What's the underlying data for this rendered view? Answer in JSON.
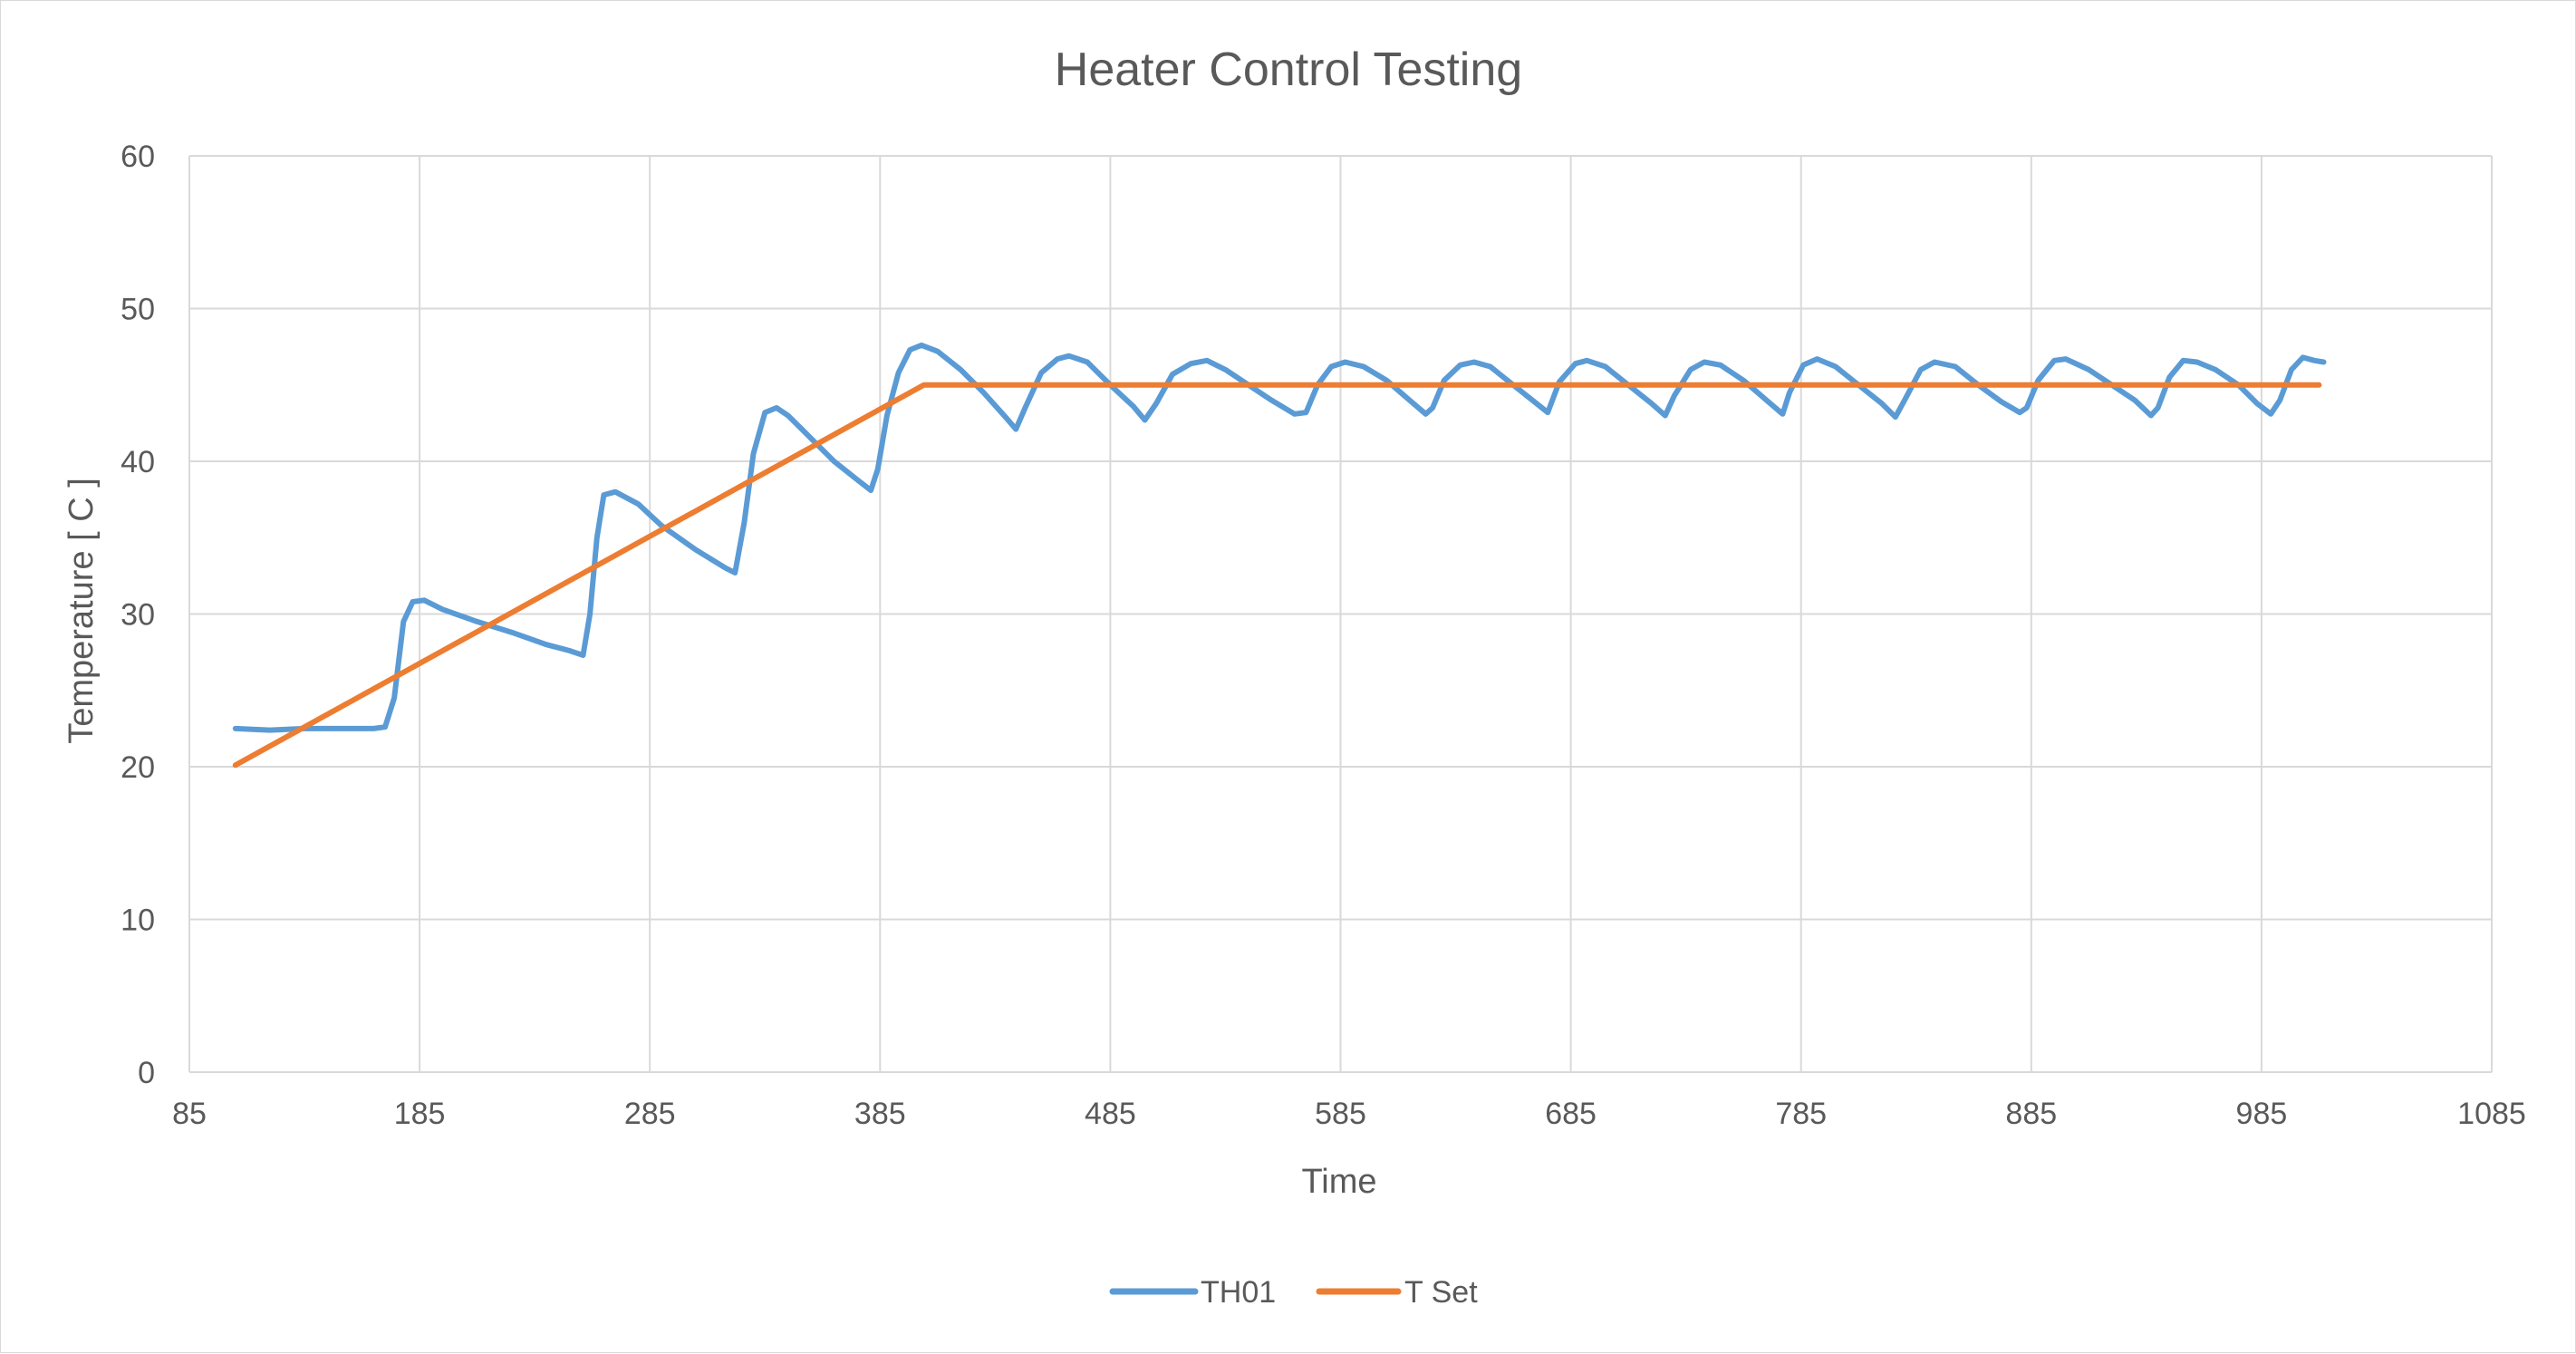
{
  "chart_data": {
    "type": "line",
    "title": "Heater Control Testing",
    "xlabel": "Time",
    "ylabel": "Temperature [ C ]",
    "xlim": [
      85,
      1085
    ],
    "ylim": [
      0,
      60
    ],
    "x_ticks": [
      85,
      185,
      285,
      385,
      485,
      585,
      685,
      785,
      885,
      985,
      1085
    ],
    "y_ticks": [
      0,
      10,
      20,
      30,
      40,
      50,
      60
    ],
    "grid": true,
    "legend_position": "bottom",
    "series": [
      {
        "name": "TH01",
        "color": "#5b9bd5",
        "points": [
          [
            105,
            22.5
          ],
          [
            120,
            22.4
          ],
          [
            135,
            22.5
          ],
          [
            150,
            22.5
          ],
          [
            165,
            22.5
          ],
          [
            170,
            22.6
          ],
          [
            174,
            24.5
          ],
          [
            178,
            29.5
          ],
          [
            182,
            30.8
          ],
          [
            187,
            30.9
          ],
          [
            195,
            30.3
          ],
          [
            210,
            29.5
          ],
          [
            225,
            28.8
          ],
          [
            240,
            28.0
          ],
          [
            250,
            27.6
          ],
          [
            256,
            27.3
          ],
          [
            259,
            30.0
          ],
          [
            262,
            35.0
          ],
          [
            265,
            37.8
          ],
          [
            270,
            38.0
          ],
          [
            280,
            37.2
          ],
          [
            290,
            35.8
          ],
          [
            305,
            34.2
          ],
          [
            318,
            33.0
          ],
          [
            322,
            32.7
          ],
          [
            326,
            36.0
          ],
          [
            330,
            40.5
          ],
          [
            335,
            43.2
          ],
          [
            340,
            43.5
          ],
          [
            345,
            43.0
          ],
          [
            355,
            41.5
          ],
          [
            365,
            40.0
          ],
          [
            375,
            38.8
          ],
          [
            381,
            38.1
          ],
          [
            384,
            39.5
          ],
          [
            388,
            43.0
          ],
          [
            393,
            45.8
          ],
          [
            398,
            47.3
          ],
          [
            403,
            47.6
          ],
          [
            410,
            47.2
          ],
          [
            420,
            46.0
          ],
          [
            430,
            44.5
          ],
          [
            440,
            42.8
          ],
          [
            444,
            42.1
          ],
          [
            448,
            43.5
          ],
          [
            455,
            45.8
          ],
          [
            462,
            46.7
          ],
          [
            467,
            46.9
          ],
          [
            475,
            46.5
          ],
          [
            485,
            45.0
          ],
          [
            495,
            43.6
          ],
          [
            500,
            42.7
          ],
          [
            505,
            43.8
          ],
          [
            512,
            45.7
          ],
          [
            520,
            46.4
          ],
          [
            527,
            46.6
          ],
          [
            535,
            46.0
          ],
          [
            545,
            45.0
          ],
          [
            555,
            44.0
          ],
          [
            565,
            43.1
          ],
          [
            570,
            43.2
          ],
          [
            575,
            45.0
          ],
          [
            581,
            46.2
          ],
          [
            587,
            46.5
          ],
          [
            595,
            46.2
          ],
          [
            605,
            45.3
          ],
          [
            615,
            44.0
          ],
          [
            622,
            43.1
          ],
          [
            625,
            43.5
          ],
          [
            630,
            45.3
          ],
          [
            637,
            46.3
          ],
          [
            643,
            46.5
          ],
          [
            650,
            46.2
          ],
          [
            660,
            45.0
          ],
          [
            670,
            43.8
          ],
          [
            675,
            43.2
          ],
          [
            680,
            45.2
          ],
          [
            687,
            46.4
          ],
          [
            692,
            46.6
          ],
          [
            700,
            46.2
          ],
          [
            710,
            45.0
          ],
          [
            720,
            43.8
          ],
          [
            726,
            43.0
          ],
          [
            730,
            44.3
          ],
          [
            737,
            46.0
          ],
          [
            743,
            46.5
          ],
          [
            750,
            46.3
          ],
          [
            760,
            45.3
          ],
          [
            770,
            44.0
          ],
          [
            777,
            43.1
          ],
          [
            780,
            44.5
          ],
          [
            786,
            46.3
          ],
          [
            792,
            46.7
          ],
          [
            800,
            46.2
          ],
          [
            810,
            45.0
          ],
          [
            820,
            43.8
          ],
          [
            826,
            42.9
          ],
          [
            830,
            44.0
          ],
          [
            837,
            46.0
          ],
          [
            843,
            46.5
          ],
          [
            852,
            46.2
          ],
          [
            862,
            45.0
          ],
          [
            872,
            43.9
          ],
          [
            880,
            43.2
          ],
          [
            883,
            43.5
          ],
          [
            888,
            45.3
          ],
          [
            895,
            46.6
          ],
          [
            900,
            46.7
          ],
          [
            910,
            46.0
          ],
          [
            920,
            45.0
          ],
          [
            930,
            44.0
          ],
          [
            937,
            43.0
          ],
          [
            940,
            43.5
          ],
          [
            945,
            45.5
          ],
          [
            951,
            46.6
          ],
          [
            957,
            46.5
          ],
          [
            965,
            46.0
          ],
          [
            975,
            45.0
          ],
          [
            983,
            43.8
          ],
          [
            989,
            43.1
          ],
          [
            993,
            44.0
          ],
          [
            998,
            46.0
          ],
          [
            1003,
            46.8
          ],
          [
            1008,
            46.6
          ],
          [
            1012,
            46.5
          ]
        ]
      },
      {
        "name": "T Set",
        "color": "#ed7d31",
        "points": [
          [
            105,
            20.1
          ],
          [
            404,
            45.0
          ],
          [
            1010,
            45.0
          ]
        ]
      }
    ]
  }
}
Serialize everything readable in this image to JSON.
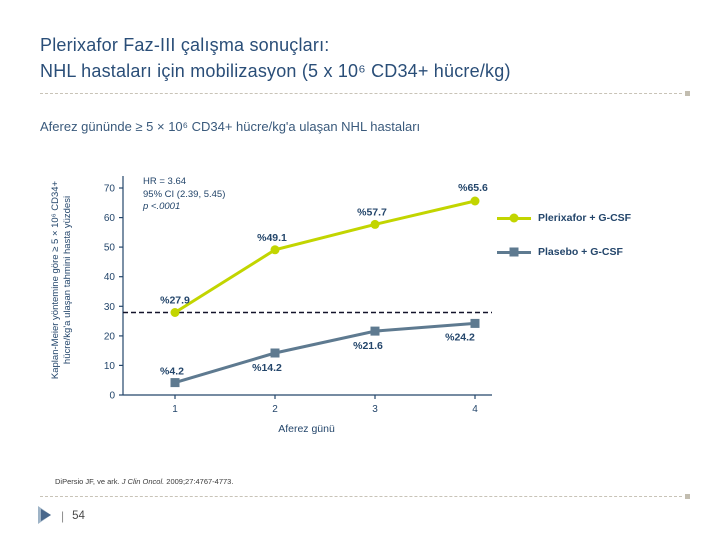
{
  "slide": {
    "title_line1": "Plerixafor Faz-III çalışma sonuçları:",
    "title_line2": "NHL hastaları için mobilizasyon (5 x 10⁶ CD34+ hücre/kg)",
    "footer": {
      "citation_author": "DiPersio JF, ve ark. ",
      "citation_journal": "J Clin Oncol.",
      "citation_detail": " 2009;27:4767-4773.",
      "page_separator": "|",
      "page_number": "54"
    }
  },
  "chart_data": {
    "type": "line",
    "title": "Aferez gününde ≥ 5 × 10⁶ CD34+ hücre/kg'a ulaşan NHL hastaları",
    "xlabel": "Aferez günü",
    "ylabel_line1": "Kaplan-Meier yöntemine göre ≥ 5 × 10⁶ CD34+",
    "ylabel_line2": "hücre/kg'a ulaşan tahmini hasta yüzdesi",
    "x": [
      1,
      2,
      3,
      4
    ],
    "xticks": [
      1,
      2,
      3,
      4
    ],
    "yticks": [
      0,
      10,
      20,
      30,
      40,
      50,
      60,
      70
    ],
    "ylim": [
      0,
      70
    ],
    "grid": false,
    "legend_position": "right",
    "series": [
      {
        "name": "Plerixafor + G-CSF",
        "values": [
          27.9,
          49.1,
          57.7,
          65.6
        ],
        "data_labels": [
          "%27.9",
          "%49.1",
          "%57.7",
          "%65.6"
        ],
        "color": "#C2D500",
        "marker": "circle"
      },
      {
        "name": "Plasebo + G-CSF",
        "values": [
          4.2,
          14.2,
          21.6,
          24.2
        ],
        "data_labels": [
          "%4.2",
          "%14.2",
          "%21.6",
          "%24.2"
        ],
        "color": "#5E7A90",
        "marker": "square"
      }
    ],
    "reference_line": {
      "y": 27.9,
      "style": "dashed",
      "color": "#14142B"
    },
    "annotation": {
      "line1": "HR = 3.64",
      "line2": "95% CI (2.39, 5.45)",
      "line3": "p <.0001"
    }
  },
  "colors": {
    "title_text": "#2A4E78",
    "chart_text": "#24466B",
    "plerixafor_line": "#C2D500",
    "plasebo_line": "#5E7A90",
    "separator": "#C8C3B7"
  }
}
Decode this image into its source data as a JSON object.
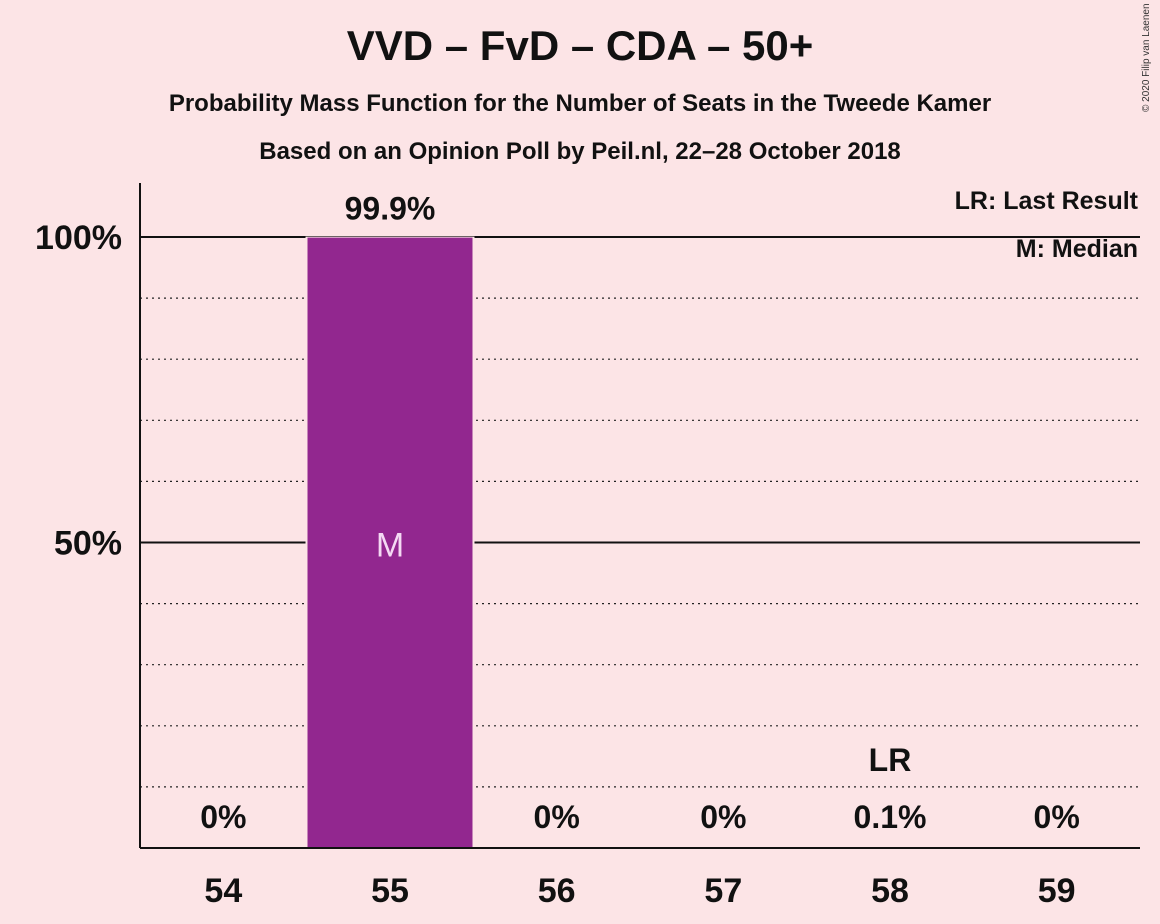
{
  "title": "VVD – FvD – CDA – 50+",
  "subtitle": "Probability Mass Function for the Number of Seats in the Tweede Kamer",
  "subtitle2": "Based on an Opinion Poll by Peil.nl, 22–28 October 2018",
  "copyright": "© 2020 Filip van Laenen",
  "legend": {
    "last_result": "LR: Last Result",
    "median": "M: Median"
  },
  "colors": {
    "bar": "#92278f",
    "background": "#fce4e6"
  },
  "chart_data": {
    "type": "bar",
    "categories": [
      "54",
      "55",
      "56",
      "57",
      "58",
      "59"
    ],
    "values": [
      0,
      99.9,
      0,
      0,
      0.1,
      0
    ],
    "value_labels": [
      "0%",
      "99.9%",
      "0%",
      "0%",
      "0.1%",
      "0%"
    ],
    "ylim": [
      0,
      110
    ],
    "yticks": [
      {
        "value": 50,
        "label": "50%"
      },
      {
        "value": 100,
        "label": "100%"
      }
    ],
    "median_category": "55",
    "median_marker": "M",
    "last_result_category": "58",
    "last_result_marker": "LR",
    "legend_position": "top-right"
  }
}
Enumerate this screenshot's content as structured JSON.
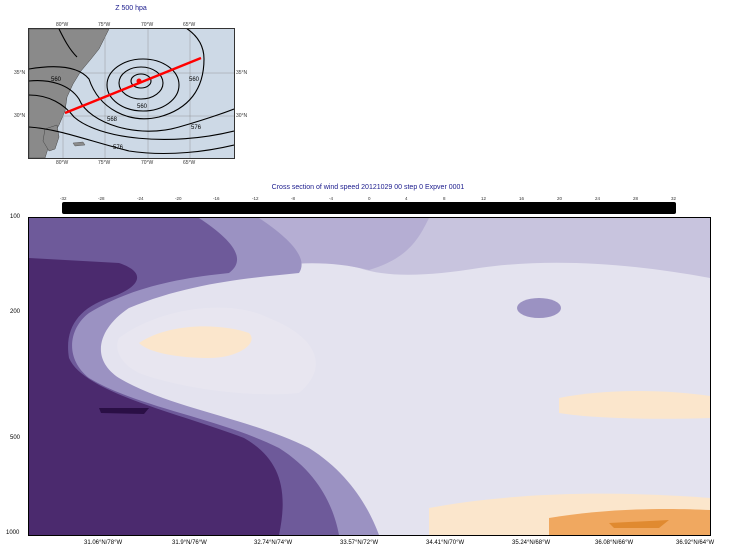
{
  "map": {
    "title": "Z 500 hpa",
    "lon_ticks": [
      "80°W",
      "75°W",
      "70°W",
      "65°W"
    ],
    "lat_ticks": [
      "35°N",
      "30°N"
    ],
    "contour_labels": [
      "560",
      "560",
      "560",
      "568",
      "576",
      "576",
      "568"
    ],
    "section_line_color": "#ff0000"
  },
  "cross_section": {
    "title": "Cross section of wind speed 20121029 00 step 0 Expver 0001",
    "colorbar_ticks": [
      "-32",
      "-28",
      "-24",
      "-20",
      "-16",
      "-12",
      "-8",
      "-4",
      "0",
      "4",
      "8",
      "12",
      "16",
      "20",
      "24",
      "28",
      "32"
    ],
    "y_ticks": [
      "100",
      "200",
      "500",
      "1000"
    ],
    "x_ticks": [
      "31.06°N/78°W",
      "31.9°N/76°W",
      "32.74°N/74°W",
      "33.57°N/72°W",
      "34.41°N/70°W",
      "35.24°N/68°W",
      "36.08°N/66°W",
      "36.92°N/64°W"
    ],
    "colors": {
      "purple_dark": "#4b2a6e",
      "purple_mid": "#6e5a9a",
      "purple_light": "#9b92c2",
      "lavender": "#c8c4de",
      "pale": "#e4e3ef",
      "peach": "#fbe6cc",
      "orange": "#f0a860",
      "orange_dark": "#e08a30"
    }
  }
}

**Written request**:
The lines to write out run from the one containing "Enumerate this screenshot's" through the final line of the material above, both included; write them out exactly, with no pictures.

**Result below**:
Enumerate this screenshot's content as structured JSON.
{
  "map": {
    "title": "Z 500 hpa",
    "lon_ticks": [
      "80°W",
      "75°W",
      "70°W",
      "65°W"
    ],
    "lat_ticks": [
      "35°N",
      "30°N"
    ],
    "contour_labels": [
      "560",
      "560",
      "560",
      "568",
      "576",
      "576",
      "568"
    ],
    "section_line_color": "#ff0000"
  },
  "cross_section": {
    "title": "Cross section of wind speed 20121029 00 step 0 Expver 0001",
    "colorbar_ticks": [
      "-32",
      "-28",
      "-24",
      "-20",
      "-16",
      "-12",
      "-8",
      "-4",
      "0",
      "4",
      "8",
      "12",
      "16",
      "20",
      "24",
      "28",
      "32"
    ],
    "y_ticks": [
      "100",
      "200",
      "500",
      "1000"
    ],
    "x_ticks": [
      "31.06°N/78°W",
      "31.9°N/76°W",
      "32.74°N/74°W",
      "33.57°N/72°W",
      "34.41°N/70°W",
      "35.24°N/68°W",
      "36.08°N/66°W",
      "36.92°N/64°W"
    ],
    "colors": {
      "purple_dark": "#4b2a6e",
      "purple_mid": "#6e5a9a",
      "purple_light": "#9b92c2",
      "lavender": "#c8c4de",
      "pale": "#e4e3ef",
      "peach": "#fbe6cc",
      "orange": "#f0a860",
      "orange_dark": "#e08a30"
    }
  }
}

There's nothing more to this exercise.